■ DATA SUPPLIED:
## START

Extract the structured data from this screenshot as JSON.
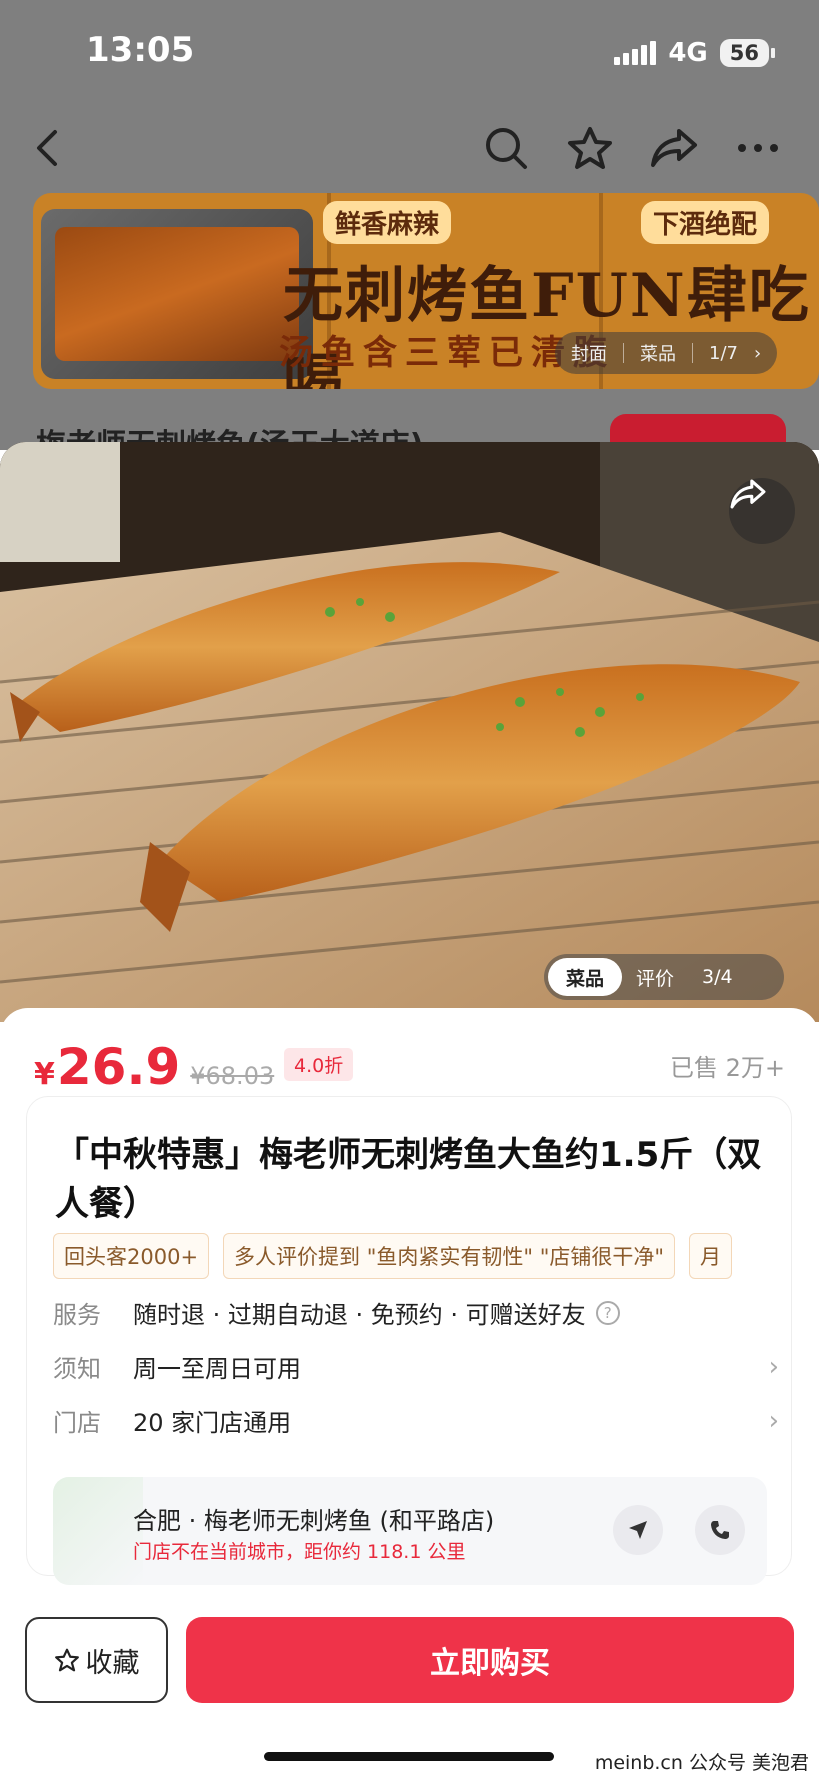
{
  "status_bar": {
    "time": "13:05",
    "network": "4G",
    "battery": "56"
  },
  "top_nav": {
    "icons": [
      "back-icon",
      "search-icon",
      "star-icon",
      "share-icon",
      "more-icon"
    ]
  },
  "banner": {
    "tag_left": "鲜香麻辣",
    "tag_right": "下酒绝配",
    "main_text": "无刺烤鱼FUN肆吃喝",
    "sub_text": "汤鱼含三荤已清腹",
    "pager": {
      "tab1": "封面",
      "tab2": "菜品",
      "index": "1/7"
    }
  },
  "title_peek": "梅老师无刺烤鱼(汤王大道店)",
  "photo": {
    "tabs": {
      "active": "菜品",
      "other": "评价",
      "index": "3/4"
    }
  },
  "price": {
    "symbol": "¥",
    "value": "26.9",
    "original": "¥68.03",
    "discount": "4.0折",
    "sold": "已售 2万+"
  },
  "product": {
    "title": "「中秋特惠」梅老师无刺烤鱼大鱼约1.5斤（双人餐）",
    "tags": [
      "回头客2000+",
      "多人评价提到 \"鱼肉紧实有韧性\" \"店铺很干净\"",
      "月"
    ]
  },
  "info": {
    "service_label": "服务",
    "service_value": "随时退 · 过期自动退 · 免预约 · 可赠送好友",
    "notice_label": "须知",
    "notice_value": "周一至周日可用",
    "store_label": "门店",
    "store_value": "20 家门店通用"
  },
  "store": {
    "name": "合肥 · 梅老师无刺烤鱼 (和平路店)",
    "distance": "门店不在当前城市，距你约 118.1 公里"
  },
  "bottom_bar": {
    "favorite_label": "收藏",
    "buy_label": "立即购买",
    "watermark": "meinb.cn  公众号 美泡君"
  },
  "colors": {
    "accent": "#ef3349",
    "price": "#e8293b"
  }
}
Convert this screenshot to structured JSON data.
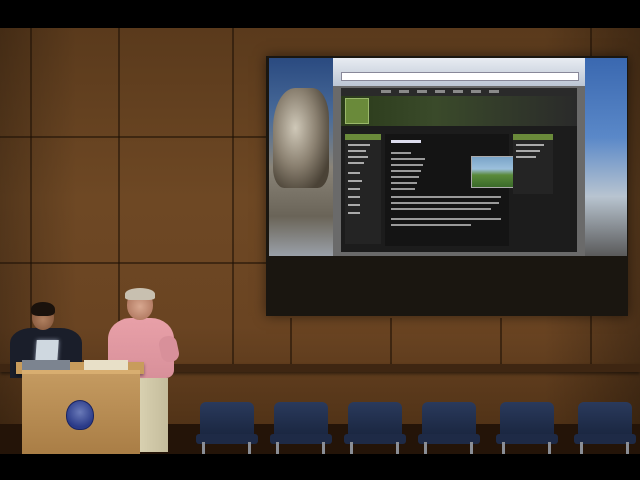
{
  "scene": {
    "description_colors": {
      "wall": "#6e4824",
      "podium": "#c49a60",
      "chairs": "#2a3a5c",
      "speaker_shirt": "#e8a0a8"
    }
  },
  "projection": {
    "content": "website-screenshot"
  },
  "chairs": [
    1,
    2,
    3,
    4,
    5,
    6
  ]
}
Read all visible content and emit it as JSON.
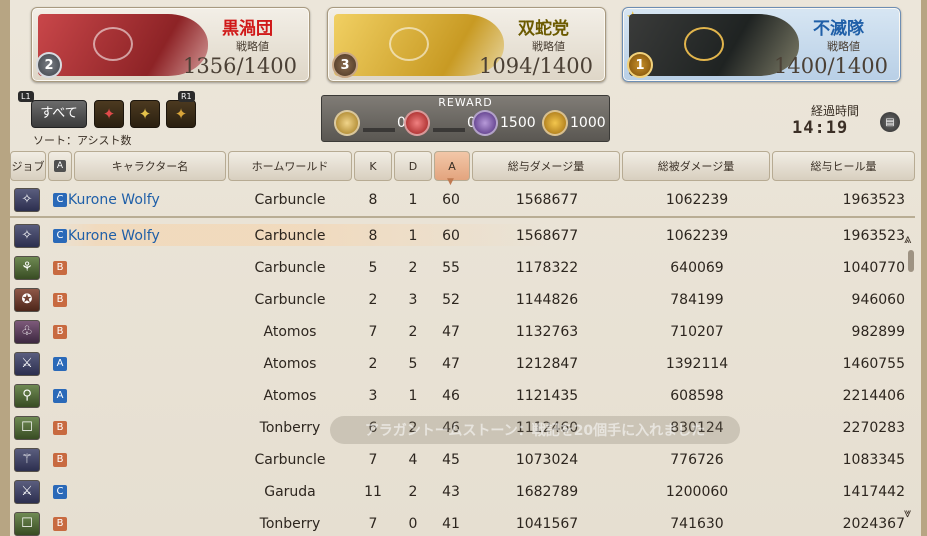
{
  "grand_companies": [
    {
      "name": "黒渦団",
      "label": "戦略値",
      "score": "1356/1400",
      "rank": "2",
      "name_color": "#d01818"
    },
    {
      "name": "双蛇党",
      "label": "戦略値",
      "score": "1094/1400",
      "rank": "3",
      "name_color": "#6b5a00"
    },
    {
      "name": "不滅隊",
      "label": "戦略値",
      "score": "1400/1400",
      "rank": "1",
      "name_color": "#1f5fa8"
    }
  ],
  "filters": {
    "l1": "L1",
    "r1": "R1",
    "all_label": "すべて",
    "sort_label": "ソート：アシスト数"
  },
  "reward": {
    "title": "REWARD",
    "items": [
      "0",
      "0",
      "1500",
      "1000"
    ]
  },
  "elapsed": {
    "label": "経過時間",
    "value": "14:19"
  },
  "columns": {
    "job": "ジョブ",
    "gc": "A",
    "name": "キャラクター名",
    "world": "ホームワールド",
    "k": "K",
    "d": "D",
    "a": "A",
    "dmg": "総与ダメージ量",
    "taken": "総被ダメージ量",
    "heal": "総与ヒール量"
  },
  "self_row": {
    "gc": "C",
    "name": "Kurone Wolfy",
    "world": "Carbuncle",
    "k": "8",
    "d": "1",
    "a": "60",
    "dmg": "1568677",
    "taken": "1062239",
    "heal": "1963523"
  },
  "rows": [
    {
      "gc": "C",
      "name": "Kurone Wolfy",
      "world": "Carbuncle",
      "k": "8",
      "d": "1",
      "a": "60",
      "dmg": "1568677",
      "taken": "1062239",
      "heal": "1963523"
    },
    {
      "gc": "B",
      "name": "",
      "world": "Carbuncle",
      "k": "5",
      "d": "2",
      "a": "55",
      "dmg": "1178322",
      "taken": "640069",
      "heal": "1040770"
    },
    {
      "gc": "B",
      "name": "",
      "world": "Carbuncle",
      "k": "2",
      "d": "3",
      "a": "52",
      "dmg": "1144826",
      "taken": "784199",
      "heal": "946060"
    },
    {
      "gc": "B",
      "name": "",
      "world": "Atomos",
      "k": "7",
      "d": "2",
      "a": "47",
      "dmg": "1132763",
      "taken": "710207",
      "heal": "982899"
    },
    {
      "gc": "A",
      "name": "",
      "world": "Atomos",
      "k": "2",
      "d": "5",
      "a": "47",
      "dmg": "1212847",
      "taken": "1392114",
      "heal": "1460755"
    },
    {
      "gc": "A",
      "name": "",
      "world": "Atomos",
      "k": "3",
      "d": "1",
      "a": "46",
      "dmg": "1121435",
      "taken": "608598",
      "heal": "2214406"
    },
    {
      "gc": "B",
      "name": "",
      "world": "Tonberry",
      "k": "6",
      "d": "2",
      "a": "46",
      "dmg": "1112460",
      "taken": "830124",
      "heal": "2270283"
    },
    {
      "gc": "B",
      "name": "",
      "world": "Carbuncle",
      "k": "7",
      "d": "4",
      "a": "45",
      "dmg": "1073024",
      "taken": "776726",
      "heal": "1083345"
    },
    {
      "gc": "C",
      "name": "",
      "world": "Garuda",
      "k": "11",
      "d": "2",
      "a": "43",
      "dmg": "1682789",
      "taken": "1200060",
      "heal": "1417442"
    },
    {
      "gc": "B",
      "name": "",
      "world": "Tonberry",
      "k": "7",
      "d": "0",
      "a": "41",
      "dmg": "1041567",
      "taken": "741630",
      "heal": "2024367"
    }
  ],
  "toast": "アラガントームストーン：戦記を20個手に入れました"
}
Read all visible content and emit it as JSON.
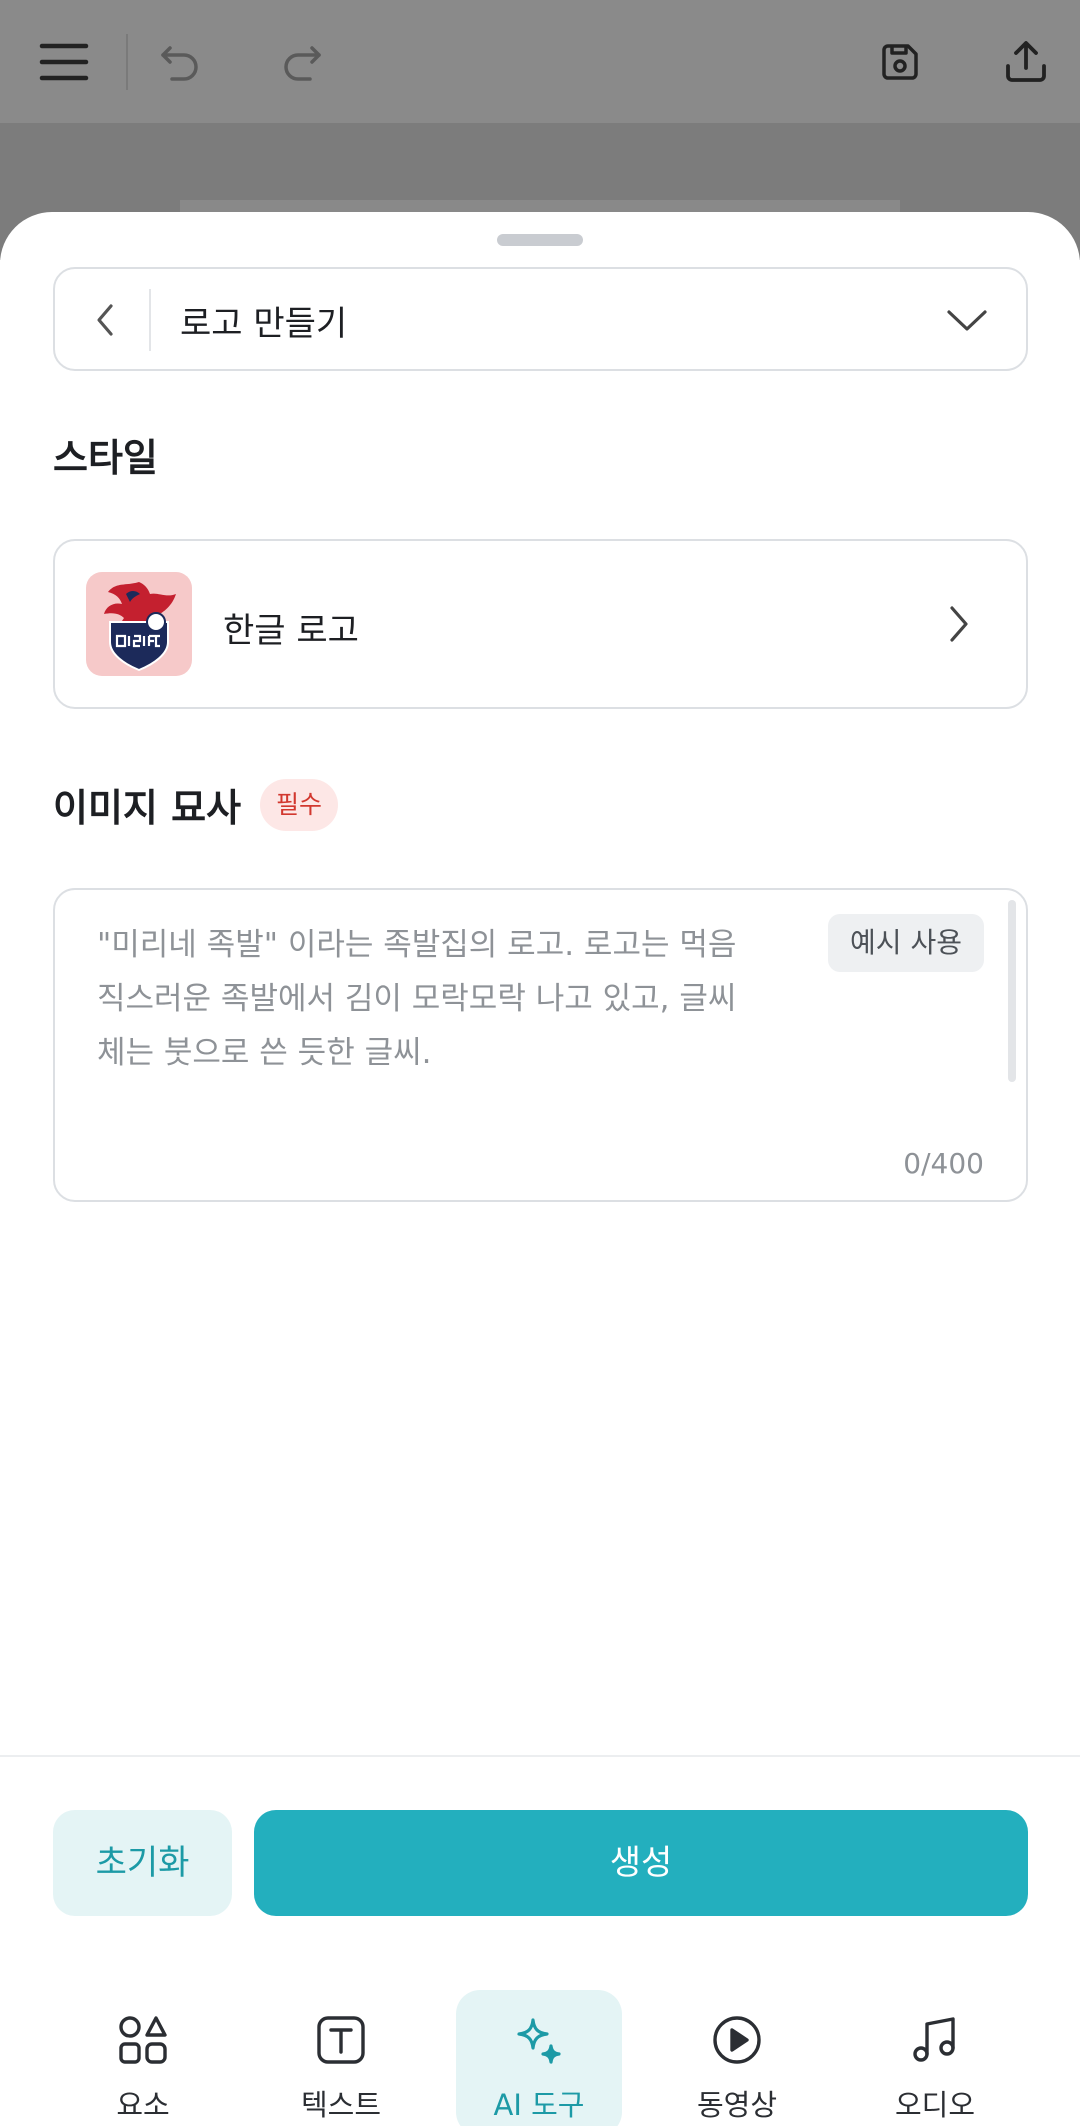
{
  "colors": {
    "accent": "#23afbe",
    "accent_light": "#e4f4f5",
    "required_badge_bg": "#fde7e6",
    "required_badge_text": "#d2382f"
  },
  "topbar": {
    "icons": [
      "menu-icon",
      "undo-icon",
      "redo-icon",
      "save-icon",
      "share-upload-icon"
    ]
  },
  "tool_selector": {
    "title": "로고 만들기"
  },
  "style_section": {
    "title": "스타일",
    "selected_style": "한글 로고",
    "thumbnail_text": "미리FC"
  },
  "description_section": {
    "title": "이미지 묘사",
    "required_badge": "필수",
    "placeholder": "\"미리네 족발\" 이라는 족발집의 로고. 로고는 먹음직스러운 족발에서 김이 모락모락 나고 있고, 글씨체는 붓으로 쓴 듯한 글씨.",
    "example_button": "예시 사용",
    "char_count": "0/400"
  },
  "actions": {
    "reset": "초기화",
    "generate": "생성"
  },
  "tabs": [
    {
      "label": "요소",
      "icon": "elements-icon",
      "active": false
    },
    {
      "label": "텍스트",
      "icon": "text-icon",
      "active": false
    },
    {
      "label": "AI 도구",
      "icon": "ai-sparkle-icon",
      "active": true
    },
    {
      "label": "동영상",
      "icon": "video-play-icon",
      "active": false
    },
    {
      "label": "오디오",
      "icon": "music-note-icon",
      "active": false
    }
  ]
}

## END

Scan the listing above for the word "Kurone" and copy every line that holds it.

■ THE RESPONSE:
    "name": "Kurone Wolfy",
      "name": "Kurone Wolfy",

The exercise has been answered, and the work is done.